The entries below should be transcribed in their entirety, exactly as written.

(Stored data)
+++++

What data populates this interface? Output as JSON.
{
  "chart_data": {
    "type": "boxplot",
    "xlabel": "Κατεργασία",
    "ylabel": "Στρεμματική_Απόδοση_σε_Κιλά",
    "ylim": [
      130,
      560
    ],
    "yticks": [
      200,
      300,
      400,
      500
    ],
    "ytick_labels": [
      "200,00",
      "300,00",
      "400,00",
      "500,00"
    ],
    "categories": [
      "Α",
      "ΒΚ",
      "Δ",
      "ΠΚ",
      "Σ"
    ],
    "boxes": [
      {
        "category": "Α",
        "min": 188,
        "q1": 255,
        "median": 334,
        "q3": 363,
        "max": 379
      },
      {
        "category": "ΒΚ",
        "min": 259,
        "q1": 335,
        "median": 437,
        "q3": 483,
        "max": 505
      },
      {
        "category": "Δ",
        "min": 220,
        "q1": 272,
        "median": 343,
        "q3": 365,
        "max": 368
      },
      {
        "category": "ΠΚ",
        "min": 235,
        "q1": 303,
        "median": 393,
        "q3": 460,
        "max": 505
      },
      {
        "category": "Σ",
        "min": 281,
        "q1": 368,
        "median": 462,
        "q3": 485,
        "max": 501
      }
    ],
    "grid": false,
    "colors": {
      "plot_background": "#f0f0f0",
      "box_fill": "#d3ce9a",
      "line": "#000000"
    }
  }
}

+++++

◆ **COMPLETED EXERCISE**
What data populates this interface? Output as JSON.
{
  "chart_data": {
    "type": "boxplot",
    "xlabel": "Κατεργασία",
    "ylabel": "Στρεμματική_Απόδοση_σε_Κιλά",
    "ylim": [
      130,
      560
    ],
    "yticks": [
      200,
      300,
      400,
      500
    ],
    "ytick_labels": [
      "200,00",
      "300,00",
      "400,00",
      "500,00"
    ],
    "categories": [
      "Α",
      "ΒΚ",
      "Δ",
      "ΠΚ",
      "Σ"
    ],
    "boxes": [
      {
        "category": "Α",
        "min": 188,
        "q1": 255,
        "median": 334,
        "q3": 363,
        "max": 379
      },
      {
        "category": "ΒΚ",
        "min": 259,
        "q1": 335,
        "median": 437,
        "q3": 483,
        "max": 505
      },
      {
        "category": "Δ",
        "min": 220,
        "q1": 272,
        "median": 343,
        "q3": 365,
        "max": 368
      },
      {
        "category": "ΠΚ",
        "min": 235,
        "q1": 303,
        "median": 393,
        "q3": 460,
        "max": 505
      },
      {
        "category": "Σ",
        "min": 281,
        "q1": 368,
        "median": 462,
        "q3": 485,
        "max": 501
      }
    ],
    "grid": false,
    "colors": {
      "plot_background": "#f0f0f0",
      "box_fill": "#d3ce9a",
      "line": "#000000"
    }
  }
}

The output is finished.